(Data items)
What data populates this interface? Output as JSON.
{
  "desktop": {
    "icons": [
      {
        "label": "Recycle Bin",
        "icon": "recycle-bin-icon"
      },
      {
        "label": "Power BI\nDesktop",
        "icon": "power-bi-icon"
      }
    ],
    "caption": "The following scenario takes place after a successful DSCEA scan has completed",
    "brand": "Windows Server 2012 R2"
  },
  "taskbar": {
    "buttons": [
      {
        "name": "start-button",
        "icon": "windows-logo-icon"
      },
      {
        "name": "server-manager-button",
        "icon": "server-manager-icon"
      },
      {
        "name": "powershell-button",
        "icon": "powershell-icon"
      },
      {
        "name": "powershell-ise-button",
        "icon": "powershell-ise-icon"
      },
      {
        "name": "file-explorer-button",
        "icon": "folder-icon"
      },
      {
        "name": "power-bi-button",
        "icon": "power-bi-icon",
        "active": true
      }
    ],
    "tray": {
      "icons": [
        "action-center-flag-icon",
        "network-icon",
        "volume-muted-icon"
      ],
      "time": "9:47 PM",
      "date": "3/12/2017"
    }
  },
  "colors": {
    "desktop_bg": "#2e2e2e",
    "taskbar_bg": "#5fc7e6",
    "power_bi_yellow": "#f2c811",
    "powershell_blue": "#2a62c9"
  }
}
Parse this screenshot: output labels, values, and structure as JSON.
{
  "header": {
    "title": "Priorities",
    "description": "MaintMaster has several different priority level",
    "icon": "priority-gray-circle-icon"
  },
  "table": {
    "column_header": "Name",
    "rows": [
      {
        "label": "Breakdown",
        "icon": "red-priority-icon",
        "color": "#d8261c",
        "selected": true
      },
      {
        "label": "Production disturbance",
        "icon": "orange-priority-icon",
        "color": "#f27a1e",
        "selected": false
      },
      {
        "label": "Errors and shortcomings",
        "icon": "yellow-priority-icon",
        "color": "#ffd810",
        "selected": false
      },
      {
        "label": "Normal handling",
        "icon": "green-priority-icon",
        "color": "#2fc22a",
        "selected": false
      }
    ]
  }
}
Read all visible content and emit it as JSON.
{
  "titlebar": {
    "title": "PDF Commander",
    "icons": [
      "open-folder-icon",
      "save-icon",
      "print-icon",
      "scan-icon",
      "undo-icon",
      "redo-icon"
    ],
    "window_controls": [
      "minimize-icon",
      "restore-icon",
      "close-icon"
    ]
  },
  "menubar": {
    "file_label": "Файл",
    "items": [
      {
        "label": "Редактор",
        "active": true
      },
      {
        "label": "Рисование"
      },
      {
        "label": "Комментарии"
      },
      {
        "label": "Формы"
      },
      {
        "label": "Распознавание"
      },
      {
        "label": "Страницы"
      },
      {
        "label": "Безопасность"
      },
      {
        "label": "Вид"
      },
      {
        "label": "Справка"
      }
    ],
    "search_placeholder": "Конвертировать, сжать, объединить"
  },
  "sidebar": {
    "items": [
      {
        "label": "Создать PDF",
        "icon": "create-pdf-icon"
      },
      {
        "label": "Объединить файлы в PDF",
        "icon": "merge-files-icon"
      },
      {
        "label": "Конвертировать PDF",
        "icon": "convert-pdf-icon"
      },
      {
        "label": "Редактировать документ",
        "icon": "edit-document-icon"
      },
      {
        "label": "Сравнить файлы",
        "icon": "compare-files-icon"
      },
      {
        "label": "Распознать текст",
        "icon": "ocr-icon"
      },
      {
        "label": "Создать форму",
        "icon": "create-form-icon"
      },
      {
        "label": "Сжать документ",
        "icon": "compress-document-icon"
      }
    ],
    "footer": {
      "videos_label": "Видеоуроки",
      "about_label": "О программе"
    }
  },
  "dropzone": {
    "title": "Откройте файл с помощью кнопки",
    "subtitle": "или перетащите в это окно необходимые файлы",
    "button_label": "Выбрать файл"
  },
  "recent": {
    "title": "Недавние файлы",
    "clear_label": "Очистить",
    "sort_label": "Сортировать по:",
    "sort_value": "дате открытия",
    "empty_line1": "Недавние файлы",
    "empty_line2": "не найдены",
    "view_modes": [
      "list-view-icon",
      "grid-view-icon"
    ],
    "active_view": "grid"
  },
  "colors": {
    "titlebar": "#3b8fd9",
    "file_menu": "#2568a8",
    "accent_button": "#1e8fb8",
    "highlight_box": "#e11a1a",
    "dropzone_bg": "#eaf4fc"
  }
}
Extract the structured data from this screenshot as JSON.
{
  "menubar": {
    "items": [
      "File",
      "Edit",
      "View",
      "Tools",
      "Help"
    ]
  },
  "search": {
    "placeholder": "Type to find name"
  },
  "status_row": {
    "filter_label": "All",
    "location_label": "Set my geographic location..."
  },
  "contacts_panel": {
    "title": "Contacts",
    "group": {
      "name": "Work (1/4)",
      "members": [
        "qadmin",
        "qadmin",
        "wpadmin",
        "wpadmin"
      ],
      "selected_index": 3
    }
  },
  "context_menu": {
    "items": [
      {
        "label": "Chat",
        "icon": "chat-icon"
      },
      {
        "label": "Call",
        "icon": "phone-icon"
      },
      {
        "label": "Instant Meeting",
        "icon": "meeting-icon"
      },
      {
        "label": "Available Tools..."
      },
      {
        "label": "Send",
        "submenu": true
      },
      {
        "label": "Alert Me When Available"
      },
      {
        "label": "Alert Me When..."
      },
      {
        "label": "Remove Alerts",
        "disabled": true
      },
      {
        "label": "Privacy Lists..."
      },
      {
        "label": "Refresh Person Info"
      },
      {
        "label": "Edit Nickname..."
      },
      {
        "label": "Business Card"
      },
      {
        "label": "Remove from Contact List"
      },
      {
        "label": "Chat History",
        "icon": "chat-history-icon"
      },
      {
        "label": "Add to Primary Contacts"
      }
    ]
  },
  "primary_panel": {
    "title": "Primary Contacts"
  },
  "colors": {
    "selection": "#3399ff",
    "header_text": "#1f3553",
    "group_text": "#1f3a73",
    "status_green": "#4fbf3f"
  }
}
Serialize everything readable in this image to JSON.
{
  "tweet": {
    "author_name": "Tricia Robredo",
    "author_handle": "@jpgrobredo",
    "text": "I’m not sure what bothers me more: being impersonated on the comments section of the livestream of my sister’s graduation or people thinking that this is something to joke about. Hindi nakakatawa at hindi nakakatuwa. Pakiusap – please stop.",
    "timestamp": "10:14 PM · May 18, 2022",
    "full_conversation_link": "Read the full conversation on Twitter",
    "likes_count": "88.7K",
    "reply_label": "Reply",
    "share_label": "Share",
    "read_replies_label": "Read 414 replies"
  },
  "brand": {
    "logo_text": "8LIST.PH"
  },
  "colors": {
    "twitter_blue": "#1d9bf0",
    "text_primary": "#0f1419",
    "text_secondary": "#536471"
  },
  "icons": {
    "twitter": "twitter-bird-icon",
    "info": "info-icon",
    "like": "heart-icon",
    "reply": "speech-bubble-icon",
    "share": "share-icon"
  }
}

◆ EXERCISE ◆
Identify the lines above that contain the word "Недавние", then copy them.

◆ REPLY ◆
    "title": "Недавние файлы",
    "empty_line1": "Недавние файлы",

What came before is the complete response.